# [SUPPLIED MATERIAL]
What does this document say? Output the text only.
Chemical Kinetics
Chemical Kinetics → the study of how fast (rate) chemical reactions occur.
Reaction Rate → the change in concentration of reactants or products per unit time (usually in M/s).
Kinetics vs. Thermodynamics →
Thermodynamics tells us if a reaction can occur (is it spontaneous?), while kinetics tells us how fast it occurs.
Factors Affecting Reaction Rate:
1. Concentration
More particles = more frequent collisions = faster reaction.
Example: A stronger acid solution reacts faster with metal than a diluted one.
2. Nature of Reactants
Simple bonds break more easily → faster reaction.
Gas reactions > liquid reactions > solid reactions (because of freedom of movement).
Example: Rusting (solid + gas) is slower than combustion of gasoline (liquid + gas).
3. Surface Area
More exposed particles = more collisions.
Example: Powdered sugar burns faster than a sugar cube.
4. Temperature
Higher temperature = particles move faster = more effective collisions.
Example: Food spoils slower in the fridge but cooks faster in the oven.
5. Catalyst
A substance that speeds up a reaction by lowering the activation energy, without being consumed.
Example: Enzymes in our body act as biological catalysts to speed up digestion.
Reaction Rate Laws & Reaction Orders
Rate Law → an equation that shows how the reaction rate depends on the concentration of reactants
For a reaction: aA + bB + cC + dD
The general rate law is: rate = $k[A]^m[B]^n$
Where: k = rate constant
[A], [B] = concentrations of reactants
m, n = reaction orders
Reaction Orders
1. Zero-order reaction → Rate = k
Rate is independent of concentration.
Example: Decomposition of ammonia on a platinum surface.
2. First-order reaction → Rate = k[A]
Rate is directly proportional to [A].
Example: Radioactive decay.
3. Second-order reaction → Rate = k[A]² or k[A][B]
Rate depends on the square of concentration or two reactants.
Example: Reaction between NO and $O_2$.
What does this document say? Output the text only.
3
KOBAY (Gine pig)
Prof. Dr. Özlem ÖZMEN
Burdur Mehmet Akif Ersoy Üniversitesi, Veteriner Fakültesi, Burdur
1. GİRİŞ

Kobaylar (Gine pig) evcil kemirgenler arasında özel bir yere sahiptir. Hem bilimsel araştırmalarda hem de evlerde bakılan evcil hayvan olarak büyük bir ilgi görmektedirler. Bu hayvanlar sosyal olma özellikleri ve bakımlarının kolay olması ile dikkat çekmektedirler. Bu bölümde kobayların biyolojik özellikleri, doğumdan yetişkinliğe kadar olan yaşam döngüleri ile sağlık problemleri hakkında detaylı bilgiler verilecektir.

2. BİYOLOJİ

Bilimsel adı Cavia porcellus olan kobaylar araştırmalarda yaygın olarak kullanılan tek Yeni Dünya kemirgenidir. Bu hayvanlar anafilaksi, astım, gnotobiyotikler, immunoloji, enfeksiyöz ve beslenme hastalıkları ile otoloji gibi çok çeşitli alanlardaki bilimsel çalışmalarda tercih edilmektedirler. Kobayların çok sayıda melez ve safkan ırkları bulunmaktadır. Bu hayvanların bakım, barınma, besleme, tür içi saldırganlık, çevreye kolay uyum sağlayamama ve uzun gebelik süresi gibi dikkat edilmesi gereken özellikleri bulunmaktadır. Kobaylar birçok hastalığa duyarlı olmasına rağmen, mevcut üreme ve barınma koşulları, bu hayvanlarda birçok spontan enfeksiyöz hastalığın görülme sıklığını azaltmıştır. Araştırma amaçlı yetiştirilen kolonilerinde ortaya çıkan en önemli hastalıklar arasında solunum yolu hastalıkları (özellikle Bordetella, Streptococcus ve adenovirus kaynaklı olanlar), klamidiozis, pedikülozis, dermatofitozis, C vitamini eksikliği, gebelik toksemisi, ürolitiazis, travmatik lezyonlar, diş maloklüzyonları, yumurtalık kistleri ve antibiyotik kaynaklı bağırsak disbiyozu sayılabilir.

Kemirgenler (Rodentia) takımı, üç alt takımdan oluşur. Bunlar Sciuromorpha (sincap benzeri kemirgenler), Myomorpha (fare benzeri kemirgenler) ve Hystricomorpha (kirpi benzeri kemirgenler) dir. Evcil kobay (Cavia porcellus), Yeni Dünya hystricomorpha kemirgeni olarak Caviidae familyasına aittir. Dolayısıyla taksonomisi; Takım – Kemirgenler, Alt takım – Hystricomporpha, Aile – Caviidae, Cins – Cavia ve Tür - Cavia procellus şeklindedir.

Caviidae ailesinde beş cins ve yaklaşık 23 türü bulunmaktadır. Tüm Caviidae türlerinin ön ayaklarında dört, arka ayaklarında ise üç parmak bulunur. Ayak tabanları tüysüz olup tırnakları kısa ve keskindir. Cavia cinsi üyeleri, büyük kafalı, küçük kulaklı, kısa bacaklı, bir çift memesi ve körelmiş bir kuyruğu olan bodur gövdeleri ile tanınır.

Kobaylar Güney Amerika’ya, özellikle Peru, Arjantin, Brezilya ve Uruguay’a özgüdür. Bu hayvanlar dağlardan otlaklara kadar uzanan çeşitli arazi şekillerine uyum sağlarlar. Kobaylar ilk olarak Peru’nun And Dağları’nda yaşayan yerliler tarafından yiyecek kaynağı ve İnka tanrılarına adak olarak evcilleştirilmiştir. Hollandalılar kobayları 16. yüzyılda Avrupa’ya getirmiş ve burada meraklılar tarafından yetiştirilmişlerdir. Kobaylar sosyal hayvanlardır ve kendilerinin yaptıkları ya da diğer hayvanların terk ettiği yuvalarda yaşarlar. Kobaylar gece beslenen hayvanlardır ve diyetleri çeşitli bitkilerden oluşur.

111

# [REQUIREMENT]
What lines of the data contain the string "occur"? List them.

# [RESULT FOR THIS EXERCISE]
Chemical Kinetics → the study of how fast (rate) chemical reactions occur.
Thermodynamics tells us if a reaction can occur (is it spontaneous?), while kinetics tells us how fast it occurs.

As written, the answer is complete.